= SOURCE PASSAGE =
L2 halo orbit about 4 times further away than the Moon in the opposite direction to the Sun. Less than 1/36th the distance to Mars when that's closest to Earth.
JWST science mission L2 halo orbit.
 
Maybe the next space telescope after James Webb will be one in a similar orbit that can be refuelled. Which is why I really hope that the launch and deployment of the JWST goes smoothly, touch wood.
 
Maybe the next space telescope after James Webb will be one in a similar orbit that can be refuelled. Which is why I really hope that the launch and deployment of the JWST goes smoothly, touch wood.
All the forthcoming planned space telescopes are targeting Sun-Earth L2 halo orbits.
 
I was looking to find this page

And it had a link to the URL below stating launch has just been pushed back to no earlier than the 24th Decemeber

 
Currently no earlier than 1220UTC, 24 December (troubleshooting a communications issue between the payload and the pad prep room communications kit). Update due tomorrow.
 
from the OP BBC article
"We think there should be stars, or galaxies, or black holes maybe beginning at 100 million years after the Big Bang. There won't be many of them to find at that time but the Webb telescope can see them if they're there, and we're lucky," the US space agency (Nasa) researcher tells a special edition of Discovery on the BBC World Service.
It's an astounding idea that you might still be able to witness such a thing. But that's the consequence of light having a finite speed in a vast and expanding cosmos. If you keep probing deeper and deeper, you should eventually get to retrieve the light from the pioneer stars as they group together into the first galaxies.
 
I don't see how it will work. It has to rely on light coming into it. But the universe is expanding. Presumably not at the speed of light. So any light from the first stars will be well ahead of us. The only way we could see that light is it if reflects of something, but what? :confused:
 
I don't see how it will work. It has to rely on light coming into it. But the universe is expanding. Presumably not at the speed of light.

Faster than the speed of light, because the universe is in the region of 14 billion years old, and the known universe is is about 93 billion light years in diameter. ;)
 
Sounds a bit fishy as nothing is supposed to travel faster than the speed of light. :hmm:

Indeed, it is weird.
I was just kidding about stuff moving faster than the speed of light, but the age and diameter of the universe are things you can check me on.
 
So any light from the first stars will be well ahead of us.
No. When we see something in the early universe, it took that amount of time for the light to go from where that object was then to where we are now, which includes the extra distance due to the expansion of the universe.

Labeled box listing
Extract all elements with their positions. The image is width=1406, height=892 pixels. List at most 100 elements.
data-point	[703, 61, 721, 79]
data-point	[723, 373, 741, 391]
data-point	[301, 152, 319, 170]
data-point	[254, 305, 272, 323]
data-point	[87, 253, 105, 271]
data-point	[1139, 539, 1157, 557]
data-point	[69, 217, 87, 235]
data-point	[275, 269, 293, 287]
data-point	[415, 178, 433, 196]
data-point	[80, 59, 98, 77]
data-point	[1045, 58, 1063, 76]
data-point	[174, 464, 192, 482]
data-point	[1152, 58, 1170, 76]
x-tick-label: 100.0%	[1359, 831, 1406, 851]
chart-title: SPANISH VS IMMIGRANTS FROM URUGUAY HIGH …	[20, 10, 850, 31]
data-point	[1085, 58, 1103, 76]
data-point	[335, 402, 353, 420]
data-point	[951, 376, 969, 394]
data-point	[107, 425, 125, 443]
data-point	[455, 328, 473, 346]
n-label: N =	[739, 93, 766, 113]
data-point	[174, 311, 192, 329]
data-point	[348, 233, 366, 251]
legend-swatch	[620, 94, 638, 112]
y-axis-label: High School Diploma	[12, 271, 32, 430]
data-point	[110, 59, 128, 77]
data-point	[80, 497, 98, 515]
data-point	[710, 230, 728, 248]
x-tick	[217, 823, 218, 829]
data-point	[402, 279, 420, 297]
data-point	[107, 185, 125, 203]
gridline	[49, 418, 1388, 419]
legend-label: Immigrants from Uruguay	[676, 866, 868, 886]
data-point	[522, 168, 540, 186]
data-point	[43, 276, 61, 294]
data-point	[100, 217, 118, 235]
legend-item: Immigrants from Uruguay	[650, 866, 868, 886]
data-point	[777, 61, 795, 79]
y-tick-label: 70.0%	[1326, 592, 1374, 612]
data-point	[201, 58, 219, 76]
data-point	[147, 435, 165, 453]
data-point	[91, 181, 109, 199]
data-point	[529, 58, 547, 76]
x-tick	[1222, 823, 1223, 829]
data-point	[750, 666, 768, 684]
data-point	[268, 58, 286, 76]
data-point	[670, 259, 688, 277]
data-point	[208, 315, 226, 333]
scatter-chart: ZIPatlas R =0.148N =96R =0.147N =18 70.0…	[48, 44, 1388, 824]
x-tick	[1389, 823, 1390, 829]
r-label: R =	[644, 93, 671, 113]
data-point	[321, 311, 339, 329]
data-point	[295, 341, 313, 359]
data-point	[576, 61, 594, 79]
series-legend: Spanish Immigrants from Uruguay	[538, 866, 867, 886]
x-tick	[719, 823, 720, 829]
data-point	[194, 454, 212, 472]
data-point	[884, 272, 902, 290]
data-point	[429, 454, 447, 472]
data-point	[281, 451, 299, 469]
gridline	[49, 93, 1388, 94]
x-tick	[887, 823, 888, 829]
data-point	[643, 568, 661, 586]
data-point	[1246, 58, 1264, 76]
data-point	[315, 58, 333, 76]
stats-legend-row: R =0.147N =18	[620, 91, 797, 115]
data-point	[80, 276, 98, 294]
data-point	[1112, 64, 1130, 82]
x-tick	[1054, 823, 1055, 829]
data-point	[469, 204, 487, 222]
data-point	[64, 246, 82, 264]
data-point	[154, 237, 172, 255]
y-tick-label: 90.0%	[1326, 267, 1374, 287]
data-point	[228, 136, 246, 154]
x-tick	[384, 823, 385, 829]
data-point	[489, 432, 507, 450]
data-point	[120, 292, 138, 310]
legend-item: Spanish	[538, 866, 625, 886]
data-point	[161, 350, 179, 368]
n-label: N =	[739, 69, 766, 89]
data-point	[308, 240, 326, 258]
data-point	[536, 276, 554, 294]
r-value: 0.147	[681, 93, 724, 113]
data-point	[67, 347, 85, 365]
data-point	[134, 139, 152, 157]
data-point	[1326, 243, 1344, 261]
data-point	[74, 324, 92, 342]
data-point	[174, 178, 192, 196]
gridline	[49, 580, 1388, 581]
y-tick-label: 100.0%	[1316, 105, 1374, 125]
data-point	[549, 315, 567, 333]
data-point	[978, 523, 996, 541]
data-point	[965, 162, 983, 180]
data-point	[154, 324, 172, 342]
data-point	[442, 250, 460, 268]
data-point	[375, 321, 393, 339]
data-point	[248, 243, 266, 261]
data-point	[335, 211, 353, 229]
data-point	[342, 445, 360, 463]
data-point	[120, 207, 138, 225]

= WHAT TO WORK ON =
(1) Answer these from the JWST forum thread:
(a) How far away is the L2 halo orbit compared with the Moon?
(b) What is the earliest launch time given?
(c) What age and diameter of the universe are given?
(2) The JWST forum thread says light from the first stars can still reach us. Explain why, using the reason it gives.

= TASK RESPONSES =
(1)
(a) About 4 times farther away than the Moon, in the opposite direction from the Sun.
(b) No earlier than 1220 UTC, 24 December.
(c) About 14 billion years old and about 93 billion light years across.

(2) Light has a finite speed in a vast and expanding universe. So when we see something in the early universe, its light has taken all that time to travel from where the object was then to where we are now, including the extra distance added by the expansion.